*INSTRUCTIONS FOR THE TASK:*
Repeat each line of the material below exactly as it appears, minus any pictures.

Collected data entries
★ ★ ★ ★ ★ ★ ★

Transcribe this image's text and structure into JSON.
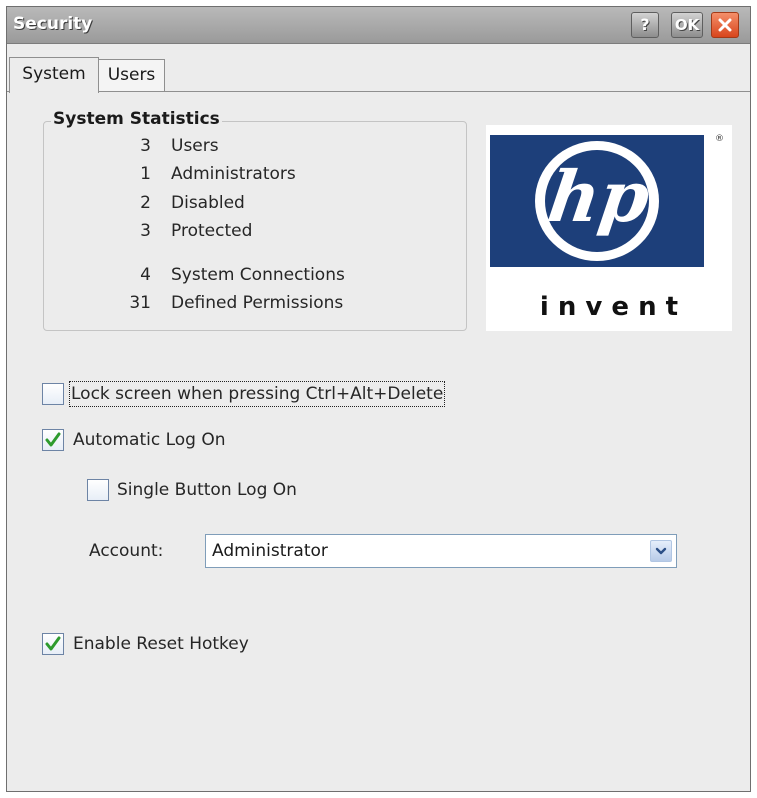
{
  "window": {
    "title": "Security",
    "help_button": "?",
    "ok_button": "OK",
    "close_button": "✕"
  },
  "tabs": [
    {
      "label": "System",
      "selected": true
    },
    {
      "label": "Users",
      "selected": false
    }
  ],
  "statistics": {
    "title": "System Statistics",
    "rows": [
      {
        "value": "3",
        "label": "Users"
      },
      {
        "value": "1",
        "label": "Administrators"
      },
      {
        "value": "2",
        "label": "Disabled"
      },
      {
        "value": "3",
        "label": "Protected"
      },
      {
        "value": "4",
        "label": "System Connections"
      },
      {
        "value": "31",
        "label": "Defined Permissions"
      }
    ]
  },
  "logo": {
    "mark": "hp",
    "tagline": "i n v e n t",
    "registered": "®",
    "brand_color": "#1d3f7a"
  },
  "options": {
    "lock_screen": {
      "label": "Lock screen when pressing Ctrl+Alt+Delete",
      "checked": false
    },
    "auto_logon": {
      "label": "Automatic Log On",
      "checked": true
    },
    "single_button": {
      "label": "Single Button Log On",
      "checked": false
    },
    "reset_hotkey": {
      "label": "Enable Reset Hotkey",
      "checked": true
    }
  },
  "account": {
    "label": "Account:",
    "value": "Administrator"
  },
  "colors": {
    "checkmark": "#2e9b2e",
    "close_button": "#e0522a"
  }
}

★ ★ ★ ★ ★ ★ ★

*RESPONSE TO THE EXERCISE:*
Transcribe this image's text and structure into JSON.
{
  "window": {
    "title": "Security",
    "help_button": "?",
    "ok_button": "OK",
    "close_button": "✕"
  },
  "tabs": [
    {
      "label": "System",
      "selected": true
    },
    {
      "label": "Users",
      "selected": false
    }
  ],
  "statistics": {
    "title": "System Statistics",
    "rows": [
      {
        "value": "3",
        "label": "Users"
      },
      {
        "value": "1",
        "label": "Administrators"
      },
      {
        "value": "2",
        "label": "Disabled"
      },
      {
        "value": "3",
        "label": "Protected"
      },
      {
        "value": "4",
        "label": "System Connections"
      },
      {
        "value": "31",
        "label": "Defined Permissions"
      }
    ]
  },
  "logo": {
    "mark": "hp",
    "tagline": "i n v e n t",
    "registered": "®",
    "brand_color": "#1d3f7a"
  },
  "options": {
    "lock_screen": {
      "label": "Lock screen when pressing Ctrl+Alt+Delete",
      "checked": false
    },
    "auto_logon": {
      "label": "Automatic Log On",
      "checked": true
    },
    "single_button": {
      "label": "Single Button Log On",
      "checked": false
    },
    "reset_hotkey": {
      "label": "Enable Reset Hotkey",
      "checked": true
    }
  },
  "account": {
    "label": "Account:",
    "value": "Administrator"
  },
  "colors": {
    "checkmark": "#2e9b2e",
    "close_button": "#e0522a"
  }
}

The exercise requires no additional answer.